======== Input material

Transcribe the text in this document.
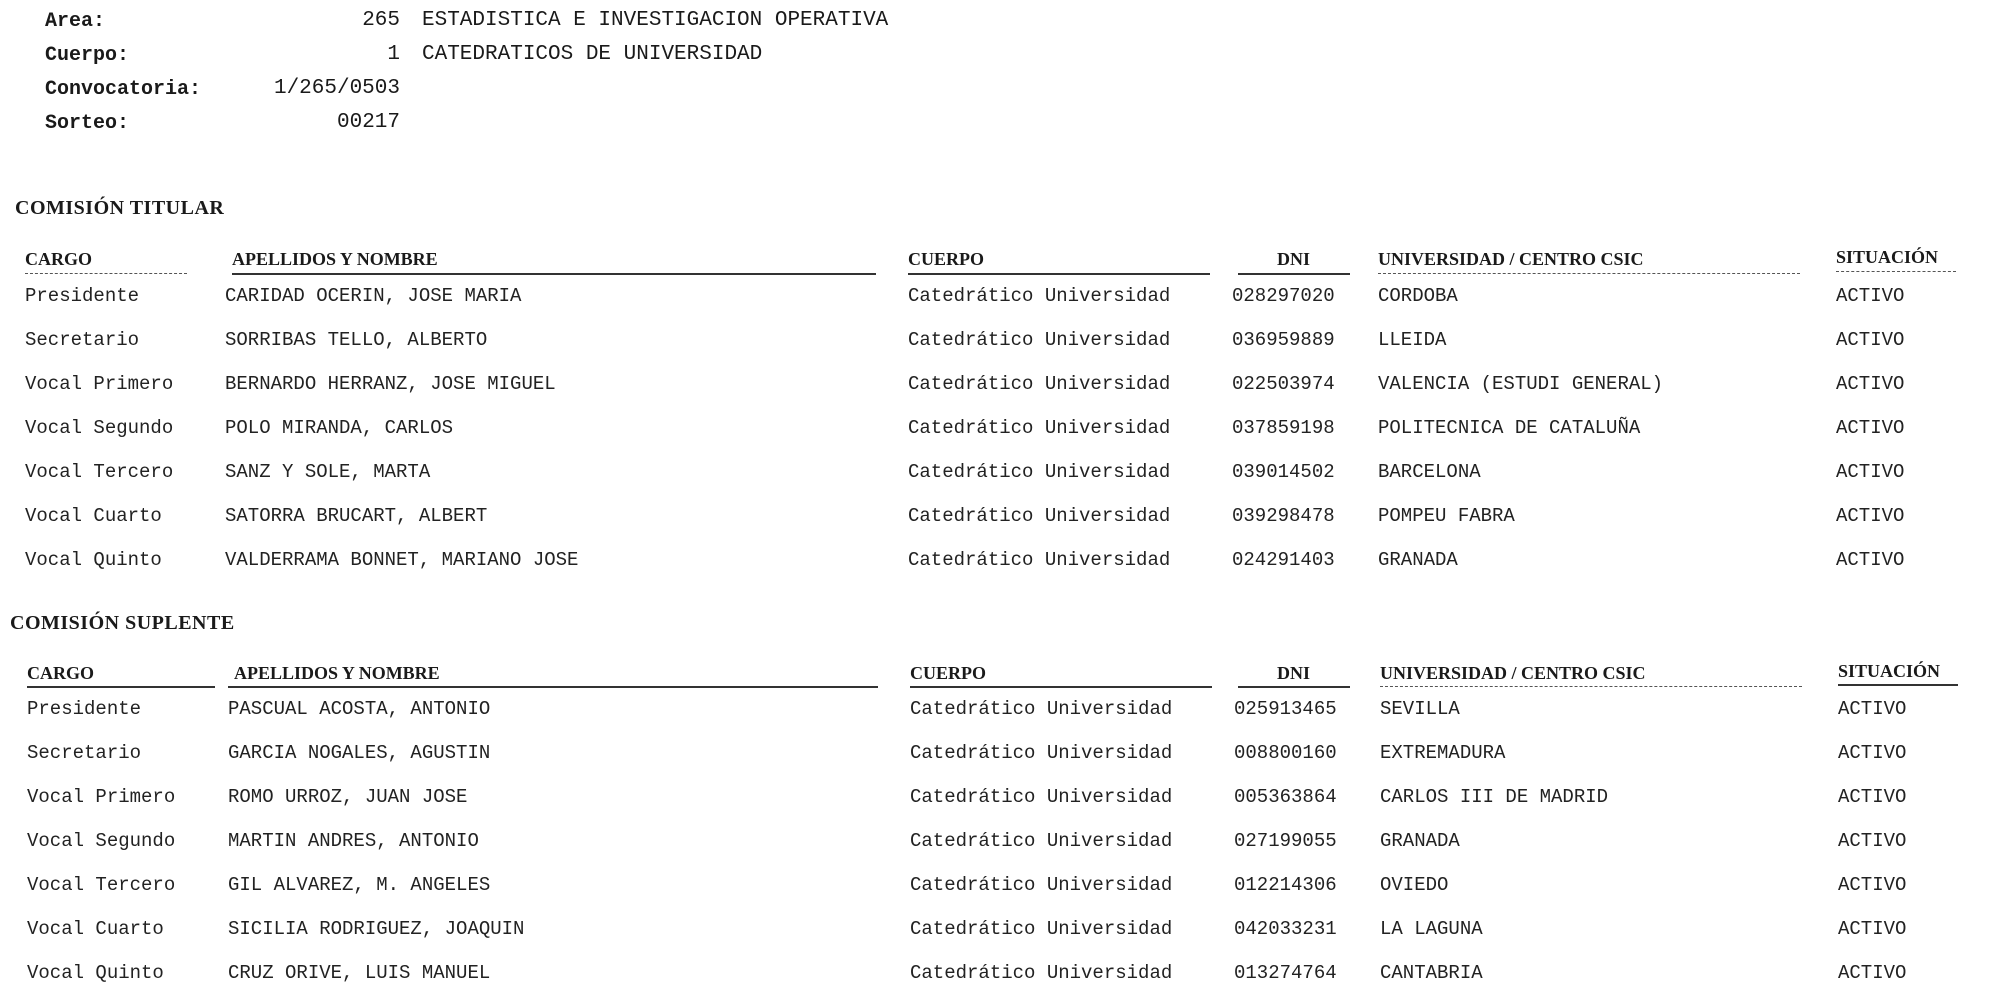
Area:	265 ESTADISTICA E INVESTIGACION OPERATIVA
Cuerpo:	1 CATEDRATICOS DE UNIVERSIDAD
Convocatoria:	1/265/0503
Sorteo:	00217
COMISIÓN TITULAR
CARGO	APELLIDOS Y NOMBRE	CUERPO	DNI	UNIVERSIDAD / CENTRO CSIC	SITUACIÓN
Presidente	CARIDAD OCERIN, JOSE MARIA	Catedrático Universidad	028297020 CORDOBA	ACTIVO
Secretario	SORRIBAS TELLO, ALBERTO	Catedrático Universidad	036959889 LLEIDA	ACTIVO
Vocal Primero	BERNARDO HERRANZ, JOSE MIGUEL	Catedrático Universidad	022503974 VALENCIA (ESTUDI GENERAL)	ACTIVO
Vocal Segundo	POLO MIRANDA, CARLOS	Catedrático Universidad	037859198 POLITECNICA DE CATALUÑA	ACTIVO
Vocal Tercero	SANZ Y SOLE, MARTA	Catedrático Universidad	039014502 BARCELONA	ACTIVO
Vocal Cuarto	SATORRA BRUCART, ALBERT	Catedrático Universidad	039298478 POMPEU FABRA	ACTIVO
Vocal Quinto	VALDERRAMA BONNET, MARIANO JOSE	Catedrático Universidad	024291403 GRANADA	ACTIVO
COMISIÓN SUPLENTE
CARGO	APELLIDOS Y NOMBRE	CUERPO	DNI	UNIVERSIDAD / CENTRO CSIC	SITUACIÓN
Presidente	PASCUAL ACOSTA, ANTONIO	Catedrático Universidad	025913465 SEVILLA	ACTIVO
Secretario	GARCIA NOGALES, AGUSTIN	Catedrático Universidad	008800160 EXTREMADURA	ACTIVO
Vocal Primero	ROMO URROZ, JUAN JOSE	Catedrático Universidad	005363864 CARLOS III DE MADRID	ACTIVO
Vocal Segundo	MARTIN ANDRES, ANTONIO	Catedrático Universidad	027199055 GRANADA	ACTIVO
Vocal Tercero	GIL ALVAREZ, M. ANGELES	Catedrático Universidad	012214306 OVIEDO	ACTIVO
Vocal Cuarto	SICILIA RODRIGUEZ, JOAQUIN	Catedrático Universidad	042033231 LA LAGUNA	ACTIVO
Vocal Quinto	CRUZ ORIVE, LUIS MANUEL	Catedrático Universidad	013274764 CANTABRIA	ACTIVO
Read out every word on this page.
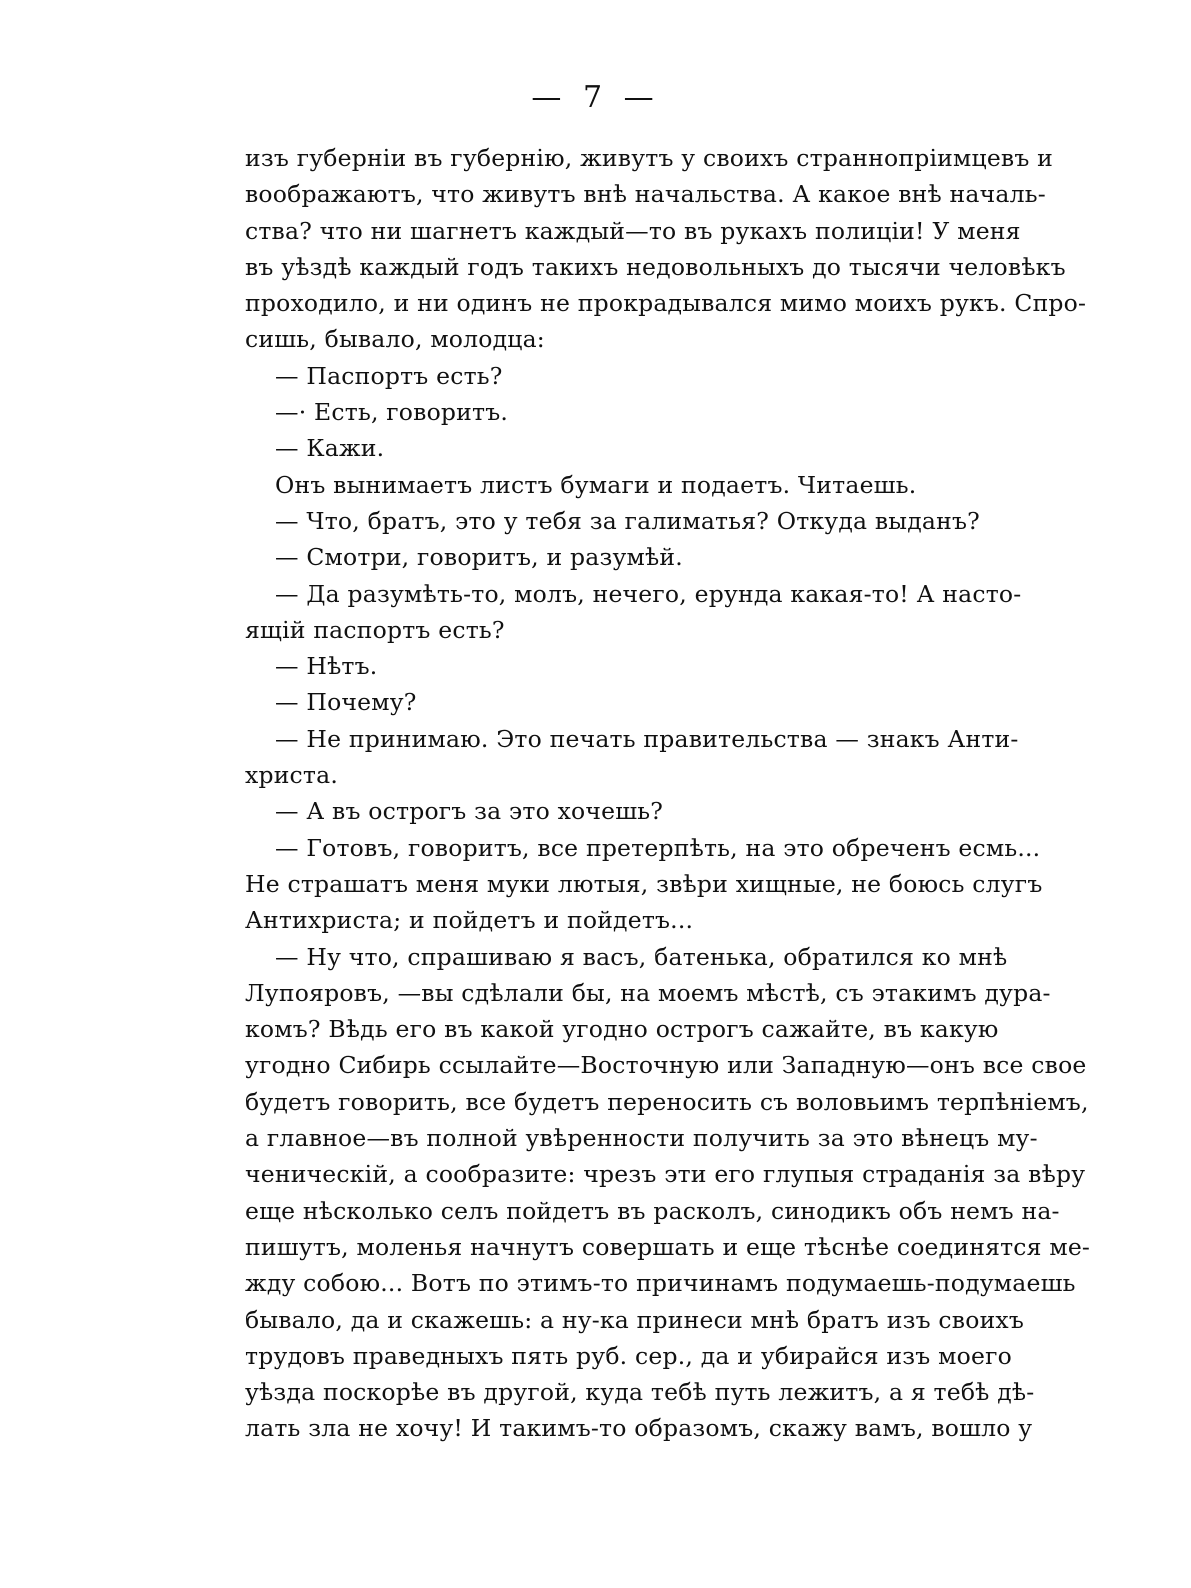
— 7 —
изъ губерніи въ губернію, живутъ у своихъ страннопріимцевъ и
воображаютъ, что живутъ внѣ начальства. А какое внѣ началь-
ства? что ни шагнетъ каждый—то въ рукахъ полиціи! У меня
въ уѣздѣ каждый годъ такихъ недовольныхъ до тысячи человѣкъ
проходило, и ни одинъ не прокрадывался мимо моихъ рукъ. Спро-
сишь, бывало, молодца:
— Паспортъ есть?
—· Есть, говоритъ.
— Кажи.
Онъ вынимаетъ листъ бумаги и подаетъ. Читаешь.
— Что, братъ, это у тебя за галиматья? Откуда выданъ?
— Смотри, говоритъ, и разумѣй.
— Да разумѣть-то, молъ, нечего, ерунда какая-то! А насто-
ящій паспортъ есть?
— Нѣтъ.
— Почему?
— Не принимаю. Это печать правительства — знакъ Анти-
христа.
— А въ острогъ за это хочешь?
— Готовъ, говоритъ, все претерпѣть, на это обреченъ есмь...
Не страшатъ меня муки лютыя, звѣри хищные, не боюсь слугъ
Антихриста; и пойдетъ и пойдетъ...
— Ну что, спрашиваю я васъ, батенька, обратился ко мнѣ
Лупояровъ, —вы сдѣлали бы, на моемъ мѣстѣ, съ этакимъ дура-
комъ? Вѣдь его въ какой угодно острогъ сажайте, въ какую
угодно Сибирь ссылайте—Восточную или Западную—онъ все свое
будетъ говорить, все будетъ переносить съ воловьимъ терпѣніемъ,
а главное—въ полной увѣренности получить за это вѣнецъ му-
ченическій, а сообразите: чрезъ эти его глупыя страданія за вѣру
еще нѣсколько селъ пойдетъ въ расколъ, синодикъ объ немъ на-
пишутъ, моленья начнутъ совершать и еще тѣснѣе соединятся ме-
жду собою... Вотъ по этимъ-то причинамъ подумаешь-подумаешь
бывало, да и скажешь: а ну-ка принеси мнѣ братъ изъ своихъ
трудовъ праведныхъ пять руб. сер., да и убирайся изъ моего
уѣзда поскорѣе въ другой, куда тебѣ путь лежитъ, а я тебѣ дѣ-
лать зла не хочу! И такимъ-то образомъ, скажу вамъ, вошло у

================

# The request
Report every line containing the word "пойдетъ" from the listing above.

# Task result
Антихриста; и пойдетъ и пойдетъ...
еще нѣсколько селъ пойдетъ въ расколъ, синодикъ объ немъ на-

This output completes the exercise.